## TASK GOAL
Lines containing the string "text" are to be collected in full.

[Figure contents as structured data]

..............................

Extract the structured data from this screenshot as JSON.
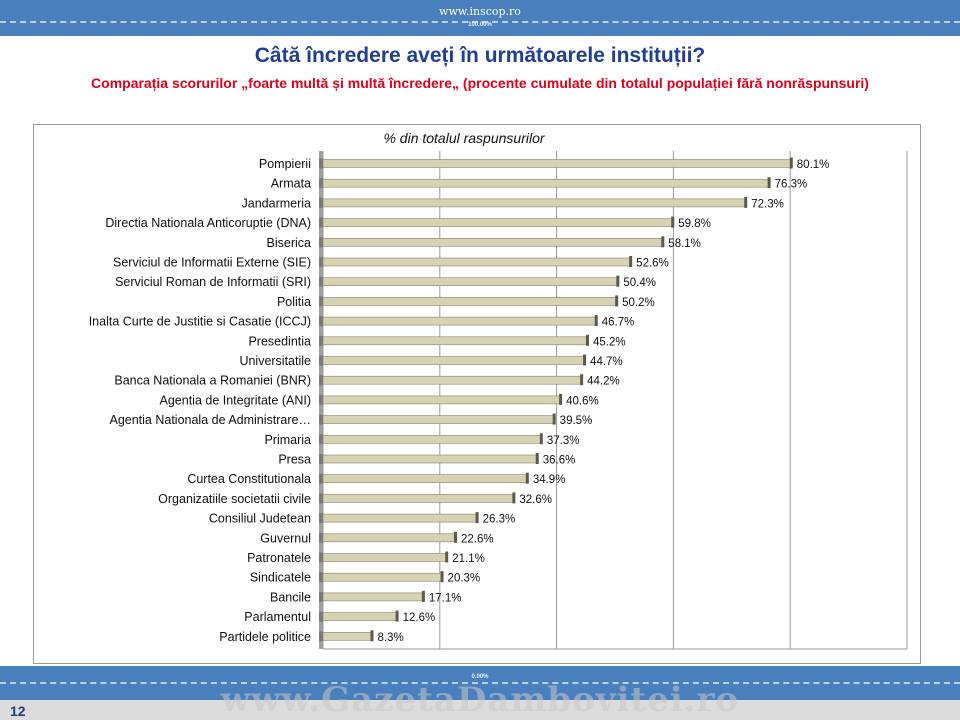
{
  "header": {
    "url": "www.inscop.ro",
    "scale_top": "100.00%",
    "scale_bottom": "0.00%"
  },
  "title": "Câtă încredere aveți în următoarele instituții?",
  "subtitle": "Comparația scorurilor „foarte multă și multă încredere„ (procente cumulate din totalul populației fără nonrăspunsuri)",
  "footer": {
    "page_number": "12",
    "watermark": "www.GazetaDambovitei.ro"
  },
  "colors": {
    "band": "#4a7fbd",
    "title": "#1f3f99",
    "subtitle": "#e1001a",
    "bar": "#d8d2b4",
    "bar_edge": "#8a8468"
  },
  "chart_data": {
    "type": "bar",
    "orientation": "horizontal",
    "title": "% din totalul raspunsurilor",
    "xlim": [
      0,
      100
    ],
    "grid": true,
    "categories": [
      "Pompierii",
      "Armata",
      "Jandarmeria",
      "Directia Nationala Anticoruptie (DNA)",
      "Biserica",
      "Serviciul de Informatii Externe (SIE)",
      "Serviciul Roman de Informatii (SRI)",
      "Politia",
      "Inalta Curte de Justitie si Casatie (ICCJ)",
      "Presedintia",
      "Universitatile",
      "Banca Nationala a Romaniei (BNR)",
      "Agentia de Integritate (ANI)",
      "Agentia Nationala de Administrare…",
      "Primaria",
      "Presa",
      "Curtea Constitutionala",
      "Organizatiile societatii civile",
      "Consiliul Judetean",
      "Guvernul",
      "Patronatele",
      "Sindicatele",
      "Bancile",
      "Parlamentul",
      "Partidele politice"
    ],
    "values": [
      80.1,
      76.3,
      72.3,
      59.8,
      58.1,
      52.6,
      50.4,
      50.2,
      46.7,
      45.2,
      44.7,
      44.2,
      40.6,
      39.5,
      37.3,
      36.6,
      34.9,
      32.6,
      26.3,
      22.6,
      21.1,
      20.3,
      17.1,
      12.6,
      8.3
    ],
    "value_labels": [
      "80.1%",
      "76.3%",
      "72.3%",
      "59.8%",
      "58.1%",
      "52.6%",
      "50.4%",
      "50.2%",
      "46.7%",
      "45.2%",
      "44.7%",
      "44.2%",
      "40.6%",
      "39.5%",
      "37.3%",
      "36.6%",
      "34.9%",
      "32.6%",
      "26.3%",
      "22.6%",
      "21.1%",
      "20.3%",
      "17.1%",
      "12.6%",
      "8.3%"
    ]
  }
}
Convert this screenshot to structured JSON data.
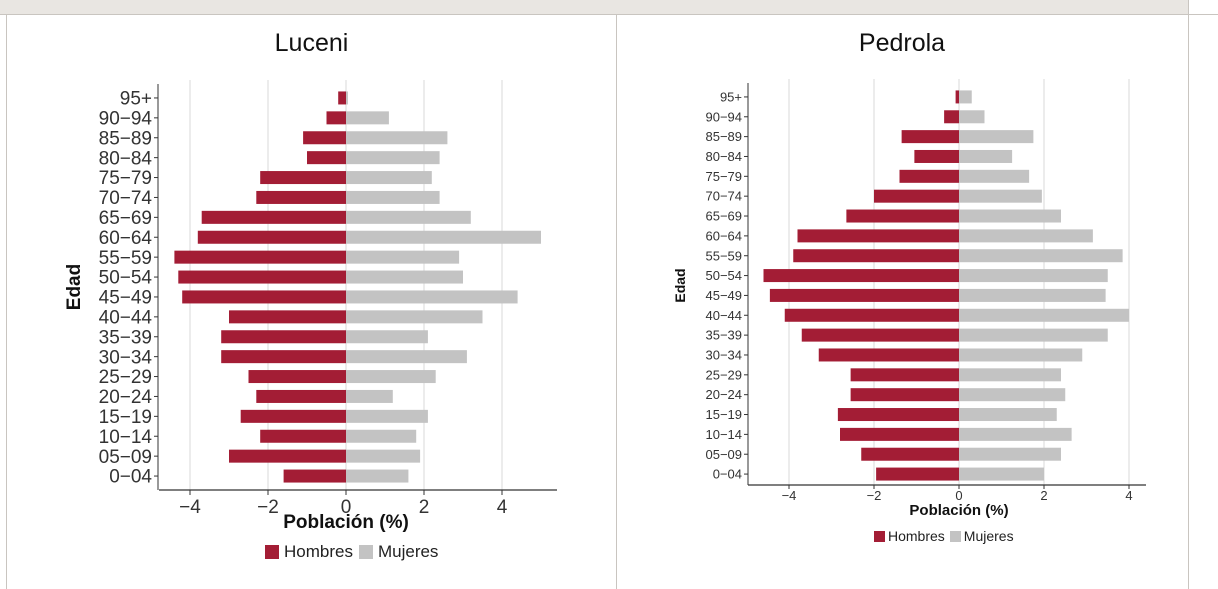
{
  "colors": {
    "hombres": "#a31d35",
    "mujeres": "#c3c3c3",
    "grid": "#d9d9d9",
    "axis": "#333333"
  },
  "chart_data": [
    {
      "type": "bar",
      "title": "Luceni",
      "xlabel": "Población (%)",
      "ylabel": "Edad",
      "xlim": [
        -4.5,
        5.2
      ],
      "xticks": [
        "−4",
        "−2",
        "0",
        "2",
        "4"
      ],
      "xtick_values": [
        -4,
        -2,
        0,
        2,
        4
      ],
      "categories": [
        "0−04",
        "05−09",
        "10−14",
        "15−19",
        "20−24",
        "25−29",
        "30−34",
        "35−39",
        "40−44",
        "45−49",
        "50−54",
        "55−59",
        "60−64",
        "65−69",
        "70−74",
        "75−79",
        "80−84",
        "85−89",
        "90−94",
        "95+"
      ],
      "series": [
        {
          "name": "Hombres",
          "values": [
            -1.6,
            -3.0,
            -2.2,
            -2.7,
            -2.3,
            -2.5,
            -3.2,
            -3.2,
            -3.0,
            -4.2,
            -4.3,
            -4.4,
            -3.8,
            -3.7,
            -2.3,
            -2.2,
            -1.0,
            -1.1,
            -0.5,
            -0.2
          ]
        },
        {
          "name": "Mujeres",
          "values": [
            1.6,
            1.9,
            1.8,
            2.1,
            1.2,
            2.3,
            3.1,
            2.1,
            3.5,
            4.4,
            3.0,
            2.9,
            5.0,
            3.2,
            2.4,
            2.2,
            2.4,
            2.6,
            1.1,
            0.05
          ]
        }
      ],
      "legend": "bottom",
      "grid": true
    },
    {
      "type": "bar",
      "title": "Pedrola",
      "xlabel": "Población (%)",
      "ylabel": "Edad",
      "xlim": [
        -5.0,
        4.4
      ],
      "xticks": [
        "−4",
        "−2",
        "0",
        "2",
        "4"
      ],
      "xtick_values": [
        -4,
        -2,
        0,
        2,
        4
      ],
      "categories": [
        "0−04",
        "05−09",
        "10−14",
        "15−19",
        "20−24",
        "25−29",
        "30−34",
        "35−39",
        "40−44",
        "45−49",
        "50−54",
        "55−59",
        "60−64",
        "65−69",
        "70−74",
        "75−79",
        "80−84",
        "85−89",
        "90−94",
        "95+"
      ],
      "series": [
        {
          "name": "Hombres",
          "values": [
            -1.95,
            -2.3,
            -2.8,
            -2.85,
            -2.55,
            -2.55,
            -3.3,
            -3.7,
            -4.1,
            -4.45,
            -4.6,
            -3.9,
            -3.8,
            -2.65,
            -2.0,
            -1.4,
            -1.05,
            -1.35,
            -0.35,
            -0.08
          ]
        },
        {
          "name": "Mujeres",
          "values": [
            2.0,
            2.4,
            2.65,
            2.3,
            2.5,
            2.4,
            2.9,
            3.5,
            4.0,
            3.45,
            3.5,
            3.85,
            3.15,
            2.4,
            1.95,
            1.65,
            1.25,
            1.75,
            0.6,
            0.3
          ]
        }
      ],
      "legend": "bottom",
      "grid": true
    }
  ]
}
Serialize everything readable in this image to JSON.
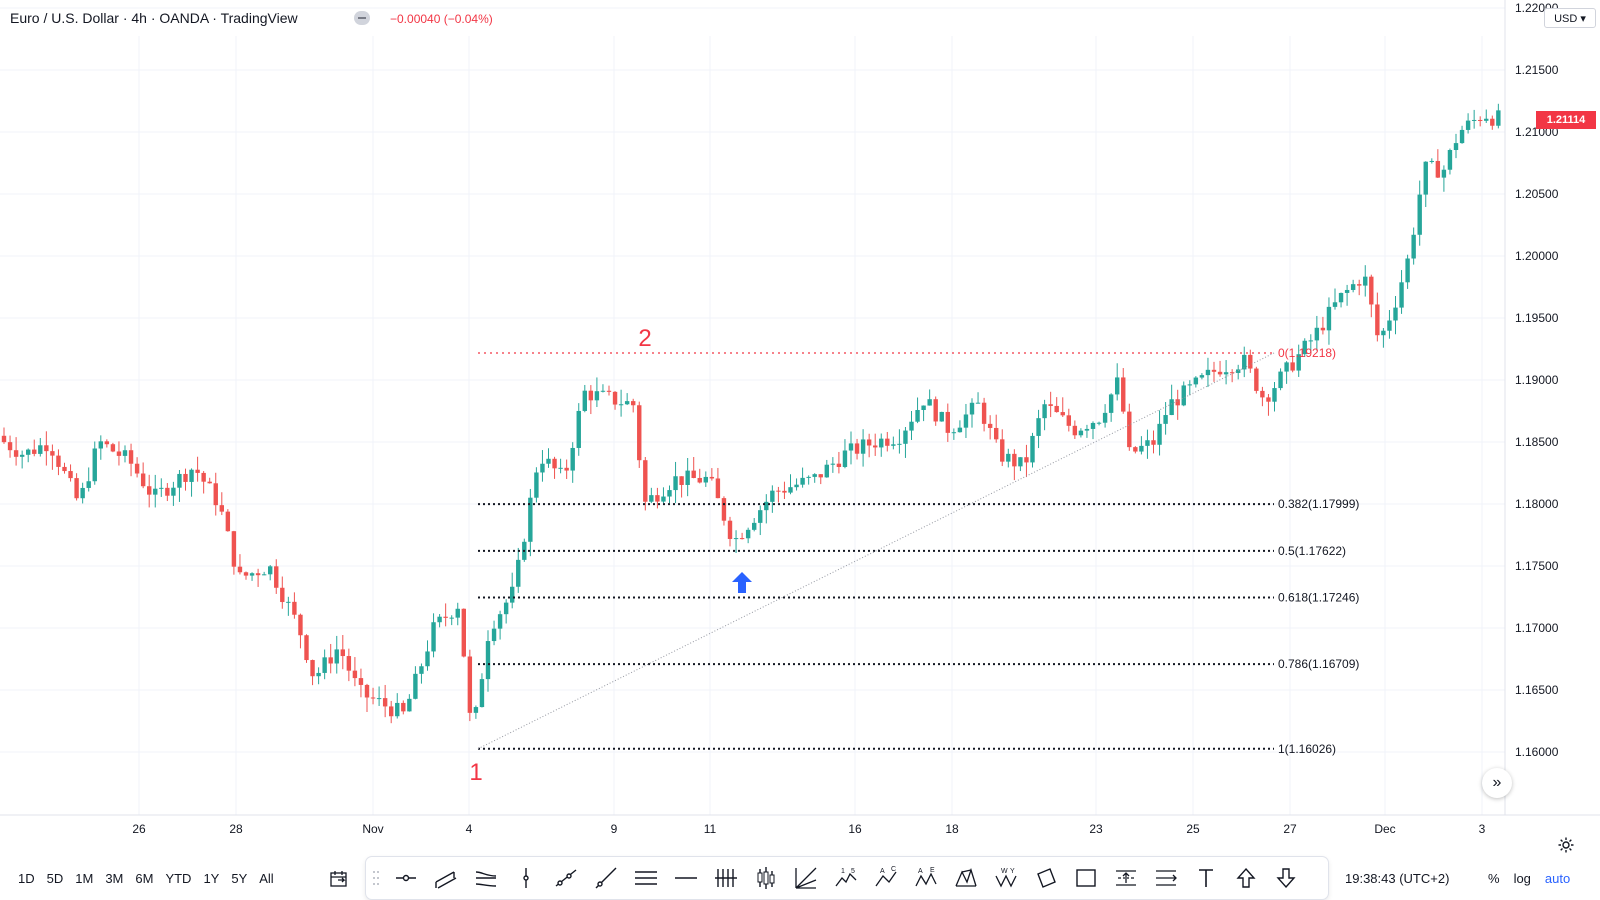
{
  "header": {
    "symbol": "Euro / U.S. Dollar · 4h · OANDA · TradingView",
    "change": "−0.00040 (−0.04%)"
  },
  "price_axis": {
    "currency": "USD ▾",
    "last_price": "1.21114",
    "last_price_color": "#f23645",
    "labels": [
      "1.22000",
      "1.21500",
      "1.21000",
      "1.20500",
      "1.20000",
      "1.19500",
      "1.19000",
      "1.18500",
      "1.18000",
      "1.17500",
      "1.17000",
      "1.16500",
      "1.16000"
    ]
  },
  "time_axis": {
    "labels": [
      "26",
      "28",
      "Nov",
      "4",
      "9",
      "11",
      "16",
      "18",
      "23",
      "25",
      "27",
      "Dec",
      "3"
    ]
  },
  "annotations": {
    "point_1": "1",
    "point_2": "2",
    "point_color": "#f23645",
    "arrow_color": "#2962ff"
  },
  "fibonacci": [
    {
      "label": "0(1.19218)",
      "value": 1.19218,
      "color": "#f23645"
    },
    {
      "label": "0.382(1.17999)",
      "value": 1.17999,
      "color": "#131722"
    },
    {
      "label": "0.5(1.17622)",
      "value": 1.17622,
      "color": "#131722"
    },
    {
      "label": "0.618(1.17246)",
      "value": 1.17246,
      "color": "#131722"
    },
    {
      "label": "0.786(1.16709)",
      "value": 1.16709,
      "color": "#131722"
    },
    {
      "label": "1(1.16026)",
      "value": 1.16026,
      "color": "#131722"
    }
  ],
  "bottom": {
    "ranges": [
      "1D",
      "5D",
      "1M",
      "3M",
      "6M",
      "YTD",
      "1Y",
      "5Y",
      "All"
    ],
    "time": "19:38:43 (UTC+2)",
    "options": [
      "%",
      "log",
      "auto"
    ]
  },
  "tools": [
    "trend-line-icon",
    "parallel-channel-icon",
    "pitchfork-icon",
    "vertical-line-icon",
    "ray-icon",
    "extended-line-icon",
    "horizontal-lines-icon",
    "horizontal-line-icon",
    "cross-lines-icon",
    "candles-icon",
    "fib-fan-icon",
    "elliott-wave-icon",
    "abc-pattern-icon",
    "ae-pattern-icon",
    "xabcd-pattern-icon",
    "wyckoff-icon",
    "rotated-rectangle-icon",
    "rectangle-icon",
    "price-range-icon",
    "date-range-icon",
    "text-icon",
    "arrow-up-icon",
    "arrow-down-icon"
  ],
  "colors": {
    "up": "#26a69a",
    "down": "#ef5350"
  },
  "chart_data": {
    "type": "candlestick",
    "ylim": [
      1.1555,
      1.22
    ],
    "trend_line": {
      "from": 1.16026,
      "to": 1.19218
    },
    "candles": []
  }
}
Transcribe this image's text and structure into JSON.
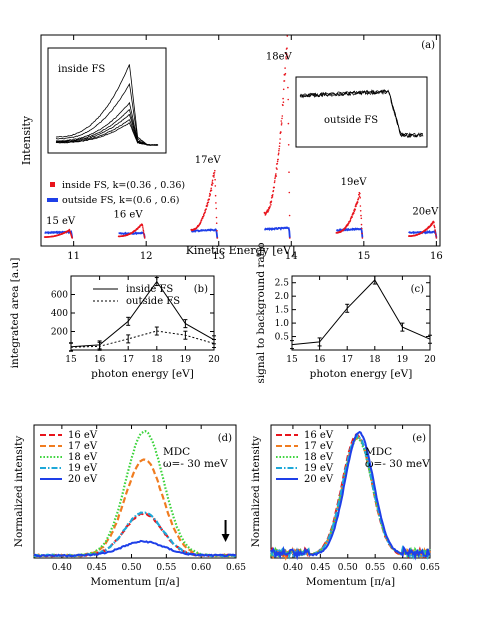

..............................

## FINISHED ANSWER
    "text-icon",
Transcribe this image's text and structure into JSON.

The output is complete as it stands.